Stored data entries
# # #

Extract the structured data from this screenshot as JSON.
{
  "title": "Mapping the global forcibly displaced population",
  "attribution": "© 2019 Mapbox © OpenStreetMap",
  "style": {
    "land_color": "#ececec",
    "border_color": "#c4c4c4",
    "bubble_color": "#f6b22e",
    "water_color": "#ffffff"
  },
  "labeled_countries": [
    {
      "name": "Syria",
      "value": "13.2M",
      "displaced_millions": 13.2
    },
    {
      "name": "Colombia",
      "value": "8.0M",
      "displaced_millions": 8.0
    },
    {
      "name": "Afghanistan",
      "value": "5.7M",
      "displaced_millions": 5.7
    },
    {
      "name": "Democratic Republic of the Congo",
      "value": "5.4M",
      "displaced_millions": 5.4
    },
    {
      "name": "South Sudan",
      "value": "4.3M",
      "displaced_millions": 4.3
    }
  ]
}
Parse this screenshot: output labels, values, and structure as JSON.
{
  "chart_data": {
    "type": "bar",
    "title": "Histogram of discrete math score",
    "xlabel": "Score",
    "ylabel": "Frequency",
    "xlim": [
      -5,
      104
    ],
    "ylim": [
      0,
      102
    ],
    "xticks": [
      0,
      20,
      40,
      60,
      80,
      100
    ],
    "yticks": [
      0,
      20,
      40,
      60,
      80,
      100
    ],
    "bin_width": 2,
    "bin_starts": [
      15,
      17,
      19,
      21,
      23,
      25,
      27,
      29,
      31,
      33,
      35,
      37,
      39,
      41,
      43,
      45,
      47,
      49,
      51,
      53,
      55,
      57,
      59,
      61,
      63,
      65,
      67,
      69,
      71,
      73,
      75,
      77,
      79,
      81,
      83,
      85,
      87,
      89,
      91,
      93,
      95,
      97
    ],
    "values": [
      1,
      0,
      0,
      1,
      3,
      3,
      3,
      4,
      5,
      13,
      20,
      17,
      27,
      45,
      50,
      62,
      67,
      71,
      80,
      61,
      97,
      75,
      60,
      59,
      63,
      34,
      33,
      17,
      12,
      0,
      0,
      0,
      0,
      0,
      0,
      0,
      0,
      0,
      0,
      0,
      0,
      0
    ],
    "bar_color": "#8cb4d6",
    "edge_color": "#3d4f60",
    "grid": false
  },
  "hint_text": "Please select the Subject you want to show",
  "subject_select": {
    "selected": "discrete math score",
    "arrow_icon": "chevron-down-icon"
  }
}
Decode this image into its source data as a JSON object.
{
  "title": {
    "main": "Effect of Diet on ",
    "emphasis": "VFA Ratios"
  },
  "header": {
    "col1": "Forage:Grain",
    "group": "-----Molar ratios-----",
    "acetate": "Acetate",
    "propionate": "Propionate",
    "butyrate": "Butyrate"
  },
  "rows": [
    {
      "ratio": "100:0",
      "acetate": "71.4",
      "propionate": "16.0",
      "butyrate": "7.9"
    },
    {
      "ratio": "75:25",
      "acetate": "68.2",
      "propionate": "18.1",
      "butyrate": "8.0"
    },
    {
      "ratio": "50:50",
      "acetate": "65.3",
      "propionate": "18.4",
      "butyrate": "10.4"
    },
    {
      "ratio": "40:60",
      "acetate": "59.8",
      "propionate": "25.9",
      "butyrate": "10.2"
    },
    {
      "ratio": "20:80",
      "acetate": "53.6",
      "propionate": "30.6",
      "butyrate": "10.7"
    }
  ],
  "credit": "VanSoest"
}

# # #

» Goal
Take the listing above and set it down exactly.

» Exercise result
Extract the structured data from this screenshot as JSON.
{
  "title": "Mapping the global forcibly displaced population",
  "attribution": "© 2019 Mapbox © OpenStreetMap",
  "style": {
    "land_color": "#ececec",
    "border_color": "#c4c4c4",
    "bubble_color": "#f6b22e",
    "water_color": "#ffffff"
  },
  "labeled_countries": [
    {
      "name": "Syria",
      "value": "13.2M",
      "displaced_millions": 13.2
    },
    {
      "name": "Colombia",
      "value": "8.0M",
      "displaced_millions": 8.0
    },
    {
      "name": "Afghanistan",
      "value": "5.7M",
      "displaced_millions": 5.7
    },
    {
      "name": "Democratic Republic of the Congo",
      "value": "5.4M",
      "displaced_millions": 5.4
    },
    {
      "name": "South Sudan",
      "value": "4.3M",
      "displaced_millions": 4.3
    }
  ]
}
Parse this screenshot: output labels, values, and structure as JSON.
{
  "chart_data": {
    "type": "bar",
    "title": "Histogram of discrete math score",
    "xlabel": "Score",
    "ylabel": "Frequency",
    "xlim": [
      -5,
      104
    ],
    "ylim": [
      0,
      102
    ],
    "xticks": [
      0,
      20,
      40,
      60,
      80,
      100
    ],
    "yticks": [
      0,
      20,
      40,
      60,
      80,
      100
    ],
    "bin_width": 2,
    "bin_starts": [
      15,
      17,
      19,
      21,
      23,
      25,
      27,
      29,
      31,
      33,
      35,
      37,
      39,
      41,
      43,
      45,
      47,
      49,
      51,
      53,
      55,
      57,
      59,
      61,
      63,
      65,
      67,
      69,
      71,
      73,
      75,
      77,
      79,
      81,
      83,
      85,
      87,
      89,
      91,
      93,
      95,
      97
    ],
    "values": [
      1,
      0,
      0,
      1,
      3,
      3,
      3,
      4,
      5,
      13,
      20,
      17,
      27,
      45,
      50,
      62,
      67,
      71,
      80,
      61,
      97,
      75,
      60,
      59,
      63,
      34,
      33,
      17,
      12,
      0,
      0,
      0,
      0,
      0,
      0,
      0,
      0,
      0,
      0,
      0,
      0,
      0
    ],
    "bar_color": "#8cb4d6",
    "edge_color": "#3d4f60",
    "grid": false
  },
  "hint_text": "Please select the Subject you want to show",
  "subject_select": {
    "selected": "discrete math score",
    "arrow_icon": "chevron-down-icon"
  }
}
Decode this image into its source data as a JSON object.
{
  "title": {
    "main": "Effect of Diet on ",
    "emphasis": "VFA Ratios"
  },
  "header": {
    "col1": "Forage:Grain",
    "group": "-----Molar ratios-----",
    "acetate": "Acetate",
    "propionate": "Propionate",
    "butyrate": "Butyrate"
  },
  "rows": [
    {
      "ratio": "100:0",
      "acetate": "71.4",
      "propionate": "16.0",
      "butyrate": "7.9"
    },
    {
      "ratio": "75:25",
      "acetate": "68.2",
      "propionate": "18.1",
      "butyrate": "8.0"
    },
    {
      "ratio": "50:50",
      "acetate": "65.3",
      "propionate": "18.4",
      "butyrate": "10.4"
    },
    {
      "ratio": "40:60",
      "acetate": "59.8",
      "propionate": "25.9",
      "butyrate": "10.2"
    },
    {
      "ratio": "20:80",
      "acetate": "53.6",
      "propionate": "30.6",
      "butyrate": "10.7"
    }
  ],
  "credit": "VanSoest"
}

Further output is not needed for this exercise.